▶ [WHAT THE EXERCISE ASKS]: Reproduce all lines of the listing below in which the word "source" occurs.
··· RECORDED DATA ···
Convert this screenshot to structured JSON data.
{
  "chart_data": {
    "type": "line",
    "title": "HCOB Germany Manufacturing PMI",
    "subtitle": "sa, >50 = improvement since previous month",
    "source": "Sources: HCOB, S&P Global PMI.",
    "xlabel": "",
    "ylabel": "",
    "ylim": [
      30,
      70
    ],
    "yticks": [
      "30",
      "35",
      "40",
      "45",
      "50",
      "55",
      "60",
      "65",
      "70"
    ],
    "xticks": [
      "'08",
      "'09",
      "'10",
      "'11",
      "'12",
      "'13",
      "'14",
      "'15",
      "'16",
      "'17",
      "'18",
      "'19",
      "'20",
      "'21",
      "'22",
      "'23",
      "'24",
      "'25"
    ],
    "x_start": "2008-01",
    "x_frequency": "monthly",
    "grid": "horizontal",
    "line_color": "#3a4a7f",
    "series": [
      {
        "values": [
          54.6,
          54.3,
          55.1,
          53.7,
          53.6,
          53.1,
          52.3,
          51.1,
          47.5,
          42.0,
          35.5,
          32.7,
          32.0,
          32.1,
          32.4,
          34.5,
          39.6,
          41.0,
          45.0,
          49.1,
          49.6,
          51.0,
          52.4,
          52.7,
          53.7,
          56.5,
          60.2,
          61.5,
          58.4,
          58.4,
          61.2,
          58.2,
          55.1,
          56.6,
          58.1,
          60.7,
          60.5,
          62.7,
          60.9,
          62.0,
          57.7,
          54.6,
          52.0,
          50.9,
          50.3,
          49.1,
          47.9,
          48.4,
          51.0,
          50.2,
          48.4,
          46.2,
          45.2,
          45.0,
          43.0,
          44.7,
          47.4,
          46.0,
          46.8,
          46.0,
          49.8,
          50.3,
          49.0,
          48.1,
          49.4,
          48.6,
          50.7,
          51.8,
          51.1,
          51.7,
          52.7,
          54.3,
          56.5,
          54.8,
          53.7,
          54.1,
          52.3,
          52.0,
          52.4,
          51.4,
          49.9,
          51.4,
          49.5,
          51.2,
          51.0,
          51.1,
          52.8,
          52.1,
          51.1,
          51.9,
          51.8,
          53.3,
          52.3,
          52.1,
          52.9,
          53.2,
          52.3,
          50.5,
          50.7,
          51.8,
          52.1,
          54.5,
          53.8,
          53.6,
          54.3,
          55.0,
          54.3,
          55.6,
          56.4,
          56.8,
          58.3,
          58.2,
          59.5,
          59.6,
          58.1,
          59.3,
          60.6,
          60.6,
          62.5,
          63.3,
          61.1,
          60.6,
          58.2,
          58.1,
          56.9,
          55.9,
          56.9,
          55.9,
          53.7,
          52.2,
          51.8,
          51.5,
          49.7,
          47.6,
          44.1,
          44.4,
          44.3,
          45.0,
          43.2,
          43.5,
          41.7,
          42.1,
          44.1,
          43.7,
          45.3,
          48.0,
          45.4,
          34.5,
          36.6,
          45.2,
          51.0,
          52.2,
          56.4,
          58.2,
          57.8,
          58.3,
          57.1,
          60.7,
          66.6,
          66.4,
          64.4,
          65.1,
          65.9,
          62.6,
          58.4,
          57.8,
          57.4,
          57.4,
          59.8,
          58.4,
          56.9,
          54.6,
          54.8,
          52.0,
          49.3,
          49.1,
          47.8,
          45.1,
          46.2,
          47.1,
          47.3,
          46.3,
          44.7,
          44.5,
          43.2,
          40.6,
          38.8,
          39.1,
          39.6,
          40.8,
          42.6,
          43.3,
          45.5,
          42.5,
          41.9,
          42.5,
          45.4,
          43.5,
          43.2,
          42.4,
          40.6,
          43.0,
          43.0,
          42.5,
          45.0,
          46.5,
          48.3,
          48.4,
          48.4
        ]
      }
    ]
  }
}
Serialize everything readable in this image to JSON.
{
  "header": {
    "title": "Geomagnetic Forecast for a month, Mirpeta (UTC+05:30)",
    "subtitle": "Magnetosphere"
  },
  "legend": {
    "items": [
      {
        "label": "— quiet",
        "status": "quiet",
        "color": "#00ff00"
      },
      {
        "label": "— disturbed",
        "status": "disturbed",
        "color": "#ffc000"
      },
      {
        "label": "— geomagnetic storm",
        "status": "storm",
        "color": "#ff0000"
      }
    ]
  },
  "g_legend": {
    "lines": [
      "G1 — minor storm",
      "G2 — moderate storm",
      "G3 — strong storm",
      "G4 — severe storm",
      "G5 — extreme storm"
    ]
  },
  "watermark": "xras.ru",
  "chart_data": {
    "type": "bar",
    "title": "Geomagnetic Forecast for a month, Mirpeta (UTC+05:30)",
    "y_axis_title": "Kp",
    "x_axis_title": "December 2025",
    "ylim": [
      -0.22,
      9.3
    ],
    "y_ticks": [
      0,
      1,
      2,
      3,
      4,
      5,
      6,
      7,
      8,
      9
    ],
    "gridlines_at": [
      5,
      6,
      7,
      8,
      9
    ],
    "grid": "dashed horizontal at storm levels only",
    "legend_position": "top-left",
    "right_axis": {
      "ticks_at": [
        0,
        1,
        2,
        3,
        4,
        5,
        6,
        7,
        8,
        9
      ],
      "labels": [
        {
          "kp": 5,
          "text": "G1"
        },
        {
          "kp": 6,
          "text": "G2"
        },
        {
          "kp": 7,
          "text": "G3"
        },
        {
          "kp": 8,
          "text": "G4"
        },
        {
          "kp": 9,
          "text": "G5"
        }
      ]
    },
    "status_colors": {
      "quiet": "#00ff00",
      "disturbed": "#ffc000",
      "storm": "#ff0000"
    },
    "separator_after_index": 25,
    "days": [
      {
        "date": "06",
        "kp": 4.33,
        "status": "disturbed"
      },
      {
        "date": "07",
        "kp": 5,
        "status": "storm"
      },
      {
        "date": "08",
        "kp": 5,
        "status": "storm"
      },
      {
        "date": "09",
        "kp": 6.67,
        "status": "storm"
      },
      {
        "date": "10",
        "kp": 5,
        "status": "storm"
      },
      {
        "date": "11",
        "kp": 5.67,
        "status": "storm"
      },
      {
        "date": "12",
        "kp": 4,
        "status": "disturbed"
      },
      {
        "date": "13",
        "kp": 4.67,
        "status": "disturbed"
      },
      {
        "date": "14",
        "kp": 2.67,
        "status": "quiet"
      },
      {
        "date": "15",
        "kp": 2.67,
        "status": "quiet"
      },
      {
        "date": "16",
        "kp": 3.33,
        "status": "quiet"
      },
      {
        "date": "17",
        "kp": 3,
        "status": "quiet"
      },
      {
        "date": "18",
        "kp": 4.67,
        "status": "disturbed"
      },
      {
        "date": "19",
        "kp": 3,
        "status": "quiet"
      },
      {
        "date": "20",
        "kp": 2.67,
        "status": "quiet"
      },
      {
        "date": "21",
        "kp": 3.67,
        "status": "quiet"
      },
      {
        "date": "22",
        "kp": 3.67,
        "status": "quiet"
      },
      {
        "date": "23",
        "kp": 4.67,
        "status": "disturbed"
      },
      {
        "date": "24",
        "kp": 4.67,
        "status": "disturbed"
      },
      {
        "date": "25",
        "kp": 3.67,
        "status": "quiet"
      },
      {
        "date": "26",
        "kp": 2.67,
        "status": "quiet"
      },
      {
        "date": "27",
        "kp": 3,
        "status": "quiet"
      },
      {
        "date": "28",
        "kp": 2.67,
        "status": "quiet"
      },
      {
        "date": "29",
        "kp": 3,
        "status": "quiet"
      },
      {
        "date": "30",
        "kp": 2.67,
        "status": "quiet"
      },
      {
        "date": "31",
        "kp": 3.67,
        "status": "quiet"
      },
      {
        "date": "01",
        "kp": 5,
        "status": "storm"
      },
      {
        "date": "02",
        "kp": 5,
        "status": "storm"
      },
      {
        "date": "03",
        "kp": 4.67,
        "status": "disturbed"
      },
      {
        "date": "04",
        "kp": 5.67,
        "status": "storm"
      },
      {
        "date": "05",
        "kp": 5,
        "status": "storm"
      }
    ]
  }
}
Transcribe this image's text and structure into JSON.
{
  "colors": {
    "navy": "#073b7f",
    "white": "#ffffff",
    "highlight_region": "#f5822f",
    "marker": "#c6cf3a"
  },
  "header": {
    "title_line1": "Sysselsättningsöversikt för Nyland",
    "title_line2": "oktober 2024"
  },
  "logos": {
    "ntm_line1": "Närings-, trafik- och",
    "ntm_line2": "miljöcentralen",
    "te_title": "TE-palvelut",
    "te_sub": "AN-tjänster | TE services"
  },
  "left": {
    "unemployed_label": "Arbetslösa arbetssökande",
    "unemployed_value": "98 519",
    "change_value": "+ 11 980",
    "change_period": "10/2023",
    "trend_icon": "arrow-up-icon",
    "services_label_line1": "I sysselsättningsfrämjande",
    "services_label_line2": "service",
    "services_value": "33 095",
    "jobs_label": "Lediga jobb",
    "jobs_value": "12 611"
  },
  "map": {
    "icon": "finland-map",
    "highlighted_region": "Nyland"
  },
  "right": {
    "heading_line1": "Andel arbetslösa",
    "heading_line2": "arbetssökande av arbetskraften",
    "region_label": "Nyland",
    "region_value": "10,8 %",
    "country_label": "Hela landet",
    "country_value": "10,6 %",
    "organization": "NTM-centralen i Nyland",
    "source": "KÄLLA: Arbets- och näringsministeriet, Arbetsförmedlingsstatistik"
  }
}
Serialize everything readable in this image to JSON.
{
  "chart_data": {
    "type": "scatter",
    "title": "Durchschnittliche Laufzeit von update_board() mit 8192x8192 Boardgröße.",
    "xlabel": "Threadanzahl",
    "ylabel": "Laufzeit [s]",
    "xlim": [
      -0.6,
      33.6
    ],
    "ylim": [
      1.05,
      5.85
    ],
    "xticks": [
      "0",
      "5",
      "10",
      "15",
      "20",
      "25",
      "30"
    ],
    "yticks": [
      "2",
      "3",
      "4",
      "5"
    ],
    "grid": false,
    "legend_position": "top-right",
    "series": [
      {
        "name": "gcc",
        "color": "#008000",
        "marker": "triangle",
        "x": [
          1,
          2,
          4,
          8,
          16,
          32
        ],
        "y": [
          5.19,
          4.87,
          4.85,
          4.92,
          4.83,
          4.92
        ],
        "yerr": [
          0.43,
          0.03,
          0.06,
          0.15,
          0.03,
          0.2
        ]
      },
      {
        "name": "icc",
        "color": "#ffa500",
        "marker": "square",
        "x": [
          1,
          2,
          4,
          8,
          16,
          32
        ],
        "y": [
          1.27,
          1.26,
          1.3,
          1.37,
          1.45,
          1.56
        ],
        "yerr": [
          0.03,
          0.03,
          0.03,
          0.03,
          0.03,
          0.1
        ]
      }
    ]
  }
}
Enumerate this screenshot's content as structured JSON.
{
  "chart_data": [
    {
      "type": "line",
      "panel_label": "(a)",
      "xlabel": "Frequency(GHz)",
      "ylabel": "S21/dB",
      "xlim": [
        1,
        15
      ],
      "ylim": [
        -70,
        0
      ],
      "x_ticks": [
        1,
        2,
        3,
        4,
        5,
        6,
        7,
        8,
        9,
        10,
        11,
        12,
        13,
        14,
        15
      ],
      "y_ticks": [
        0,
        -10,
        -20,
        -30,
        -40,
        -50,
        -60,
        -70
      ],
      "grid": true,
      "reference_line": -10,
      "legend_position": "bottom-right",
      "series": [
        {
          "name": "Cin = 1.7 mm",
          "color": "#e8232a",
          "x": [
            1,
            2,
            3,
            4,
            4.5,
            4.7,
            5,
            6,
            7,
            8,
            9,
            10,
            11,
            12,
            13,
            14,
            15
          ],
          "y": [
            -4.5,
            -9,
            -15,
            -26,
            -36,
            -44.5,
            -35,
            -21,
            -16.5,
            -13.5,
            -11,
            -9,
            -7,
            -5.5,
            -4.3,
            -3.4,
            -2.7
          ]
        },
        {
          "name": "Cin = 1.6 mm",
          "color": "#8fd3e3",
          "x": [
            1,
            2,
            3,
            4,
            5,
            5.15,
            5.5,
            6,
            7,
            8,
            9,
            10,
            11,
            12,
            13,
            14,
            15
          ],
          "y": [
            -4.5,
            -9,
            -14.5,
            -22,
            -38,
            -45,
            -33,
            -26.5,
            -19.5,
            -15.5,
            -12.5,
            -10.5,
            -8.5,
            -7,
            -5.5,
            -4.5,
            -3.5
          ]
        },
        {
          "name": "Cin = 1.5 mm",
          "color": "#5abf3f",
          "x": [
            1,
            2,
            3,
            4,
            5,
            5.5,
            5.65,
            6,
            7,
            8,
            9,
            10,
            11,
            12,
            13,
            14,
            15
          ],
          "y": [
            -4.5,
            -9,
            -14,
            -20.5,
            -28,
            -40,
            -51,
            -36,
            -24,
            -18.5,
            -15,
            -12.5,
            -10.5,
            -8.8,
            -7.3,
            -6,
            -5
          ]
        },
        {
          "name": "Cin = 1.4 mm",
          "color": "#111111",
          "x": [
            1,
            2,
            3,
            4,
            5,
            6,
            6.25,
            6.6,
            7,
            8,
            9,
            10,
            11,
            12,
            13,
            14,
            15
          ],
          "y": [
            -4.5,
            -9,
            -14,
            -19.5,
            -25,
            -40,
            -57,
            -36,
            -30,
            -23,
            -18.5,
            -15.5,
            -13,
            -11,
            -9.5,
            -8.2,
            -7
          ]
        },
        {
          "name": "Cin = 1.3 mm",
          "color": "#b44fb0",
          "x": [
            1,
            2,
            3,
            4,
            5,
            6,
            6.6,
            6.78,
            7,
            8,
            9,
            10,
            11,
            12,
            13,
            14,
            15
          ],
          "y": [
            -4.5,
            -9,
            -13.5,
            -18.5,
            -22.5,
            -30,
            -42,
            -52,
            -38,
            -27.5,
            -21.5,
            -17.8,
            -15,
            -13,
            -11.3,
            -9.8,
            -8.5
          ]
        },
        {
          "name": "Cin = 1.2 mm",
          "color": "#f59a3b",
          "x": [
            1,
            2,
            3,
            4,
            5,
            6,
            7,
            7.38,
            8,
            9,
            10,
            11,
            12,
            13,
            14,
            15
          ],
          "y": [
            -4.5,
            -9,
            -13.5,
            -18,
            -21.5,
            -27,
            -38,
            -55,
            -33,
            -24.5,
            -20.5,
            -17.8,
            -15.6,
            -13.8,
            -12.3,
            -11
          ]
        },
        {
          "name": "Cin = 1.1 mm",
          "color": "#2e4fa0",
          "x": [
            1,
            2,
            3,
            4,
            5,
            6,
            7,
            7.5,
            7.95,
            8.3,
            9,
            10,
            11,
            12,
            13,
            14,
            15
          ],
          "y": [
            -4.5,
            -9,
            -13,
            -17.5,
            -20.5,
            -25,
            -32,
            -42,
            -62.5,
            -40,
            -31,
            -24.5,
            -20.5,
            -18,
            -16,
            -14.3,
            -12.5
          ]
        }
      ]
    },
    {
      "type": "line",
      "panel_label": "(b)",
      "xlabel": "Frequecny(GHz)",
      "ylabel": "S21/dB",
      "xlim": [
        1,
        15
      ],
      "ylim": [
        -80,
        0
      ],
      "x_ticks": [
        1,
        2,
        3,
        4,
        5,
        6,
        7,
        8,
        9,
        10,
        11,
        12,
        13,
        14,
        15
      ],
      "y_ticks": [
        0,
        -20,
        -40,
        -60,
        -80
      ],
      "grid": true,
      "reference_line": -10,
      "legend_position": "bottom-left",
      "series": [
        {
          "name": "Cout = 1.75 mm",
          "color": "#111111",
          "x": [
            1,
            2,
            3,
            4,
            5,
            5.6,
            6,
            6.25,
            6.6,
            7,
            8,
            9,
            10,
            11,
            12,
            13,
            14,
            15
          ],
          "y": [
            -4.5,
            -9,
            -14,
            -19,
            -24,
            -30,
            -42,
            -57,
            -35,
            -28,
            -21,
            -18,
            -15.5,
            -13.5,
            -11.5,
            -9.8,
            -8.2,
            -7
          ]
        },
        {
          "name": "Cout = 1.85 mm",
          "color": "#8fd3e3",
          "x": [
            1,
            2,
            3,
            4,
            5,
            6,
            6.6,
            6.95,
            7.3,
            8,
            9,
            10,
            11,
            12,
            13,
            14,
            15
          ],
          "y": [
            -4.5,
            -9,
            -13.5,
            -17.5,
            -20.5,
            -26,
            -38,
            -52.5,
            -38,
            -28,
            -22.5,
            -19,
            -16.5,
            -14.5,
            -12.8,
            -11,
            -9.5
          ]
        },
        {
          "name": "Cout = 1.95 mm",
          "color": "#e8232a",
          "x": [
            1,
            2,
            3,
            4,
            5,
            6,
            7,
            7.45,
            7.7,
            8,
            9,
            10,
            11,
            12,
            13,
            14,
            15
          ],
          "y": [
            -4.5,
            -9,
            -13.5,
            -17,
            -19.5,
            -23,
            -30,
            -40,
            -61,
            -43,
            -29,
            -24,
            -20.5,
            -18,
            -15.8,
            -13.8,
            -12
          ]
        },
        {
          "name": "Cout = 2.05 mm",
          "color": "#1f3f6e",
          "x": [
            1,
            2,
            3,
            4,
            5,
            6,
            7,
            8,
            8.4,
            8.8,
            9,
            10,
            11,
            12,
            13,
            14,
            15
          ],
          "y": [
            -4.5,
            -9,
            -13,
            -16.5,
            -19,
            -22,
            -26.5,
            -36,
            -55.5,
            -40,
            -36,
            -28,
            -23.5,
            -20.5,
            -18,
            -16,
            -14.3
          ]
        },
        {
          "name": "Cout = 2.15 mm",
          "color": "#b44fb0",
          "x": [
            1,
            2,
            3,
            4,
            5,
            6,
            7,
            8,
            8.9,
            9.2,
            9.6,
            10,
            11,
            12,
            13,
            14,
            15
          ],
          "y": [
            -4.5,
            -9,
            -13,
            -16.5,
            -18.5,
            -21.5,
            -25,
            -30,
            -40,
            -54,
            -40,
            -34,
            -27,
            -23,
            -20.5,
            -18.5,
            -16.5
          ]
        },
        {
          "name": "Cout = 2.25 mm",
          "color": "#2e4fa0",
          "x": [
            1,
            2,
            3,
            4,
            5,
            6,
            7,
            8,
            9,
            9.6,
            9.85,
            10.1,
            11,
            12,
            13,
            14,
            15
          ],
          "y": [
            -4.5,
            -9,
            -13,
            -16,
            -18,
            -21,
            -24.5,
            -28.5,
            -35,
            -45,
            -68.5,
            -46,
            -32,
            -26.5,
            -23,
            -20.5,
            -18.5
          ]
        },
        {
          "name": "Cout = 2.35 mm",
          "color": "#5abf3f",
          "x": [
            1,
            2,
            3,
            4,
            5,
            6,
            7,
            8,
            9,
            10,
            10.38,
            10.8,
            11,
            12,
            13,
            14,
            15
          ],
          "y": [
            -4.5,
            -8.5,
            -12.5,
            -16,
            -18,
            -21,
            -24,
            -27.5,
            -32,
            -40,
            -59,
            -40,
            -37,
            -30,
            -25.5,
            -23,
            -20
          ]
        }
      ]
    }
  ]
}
···
▶ [SOLUTION TO THE EXERCISE]:
    "source": "Sources: HCOB, S&P Global PMI.",
    "source": "KÄLLA: Arbets- och näringsministeriet, Arbetsförmedlingsstatistik"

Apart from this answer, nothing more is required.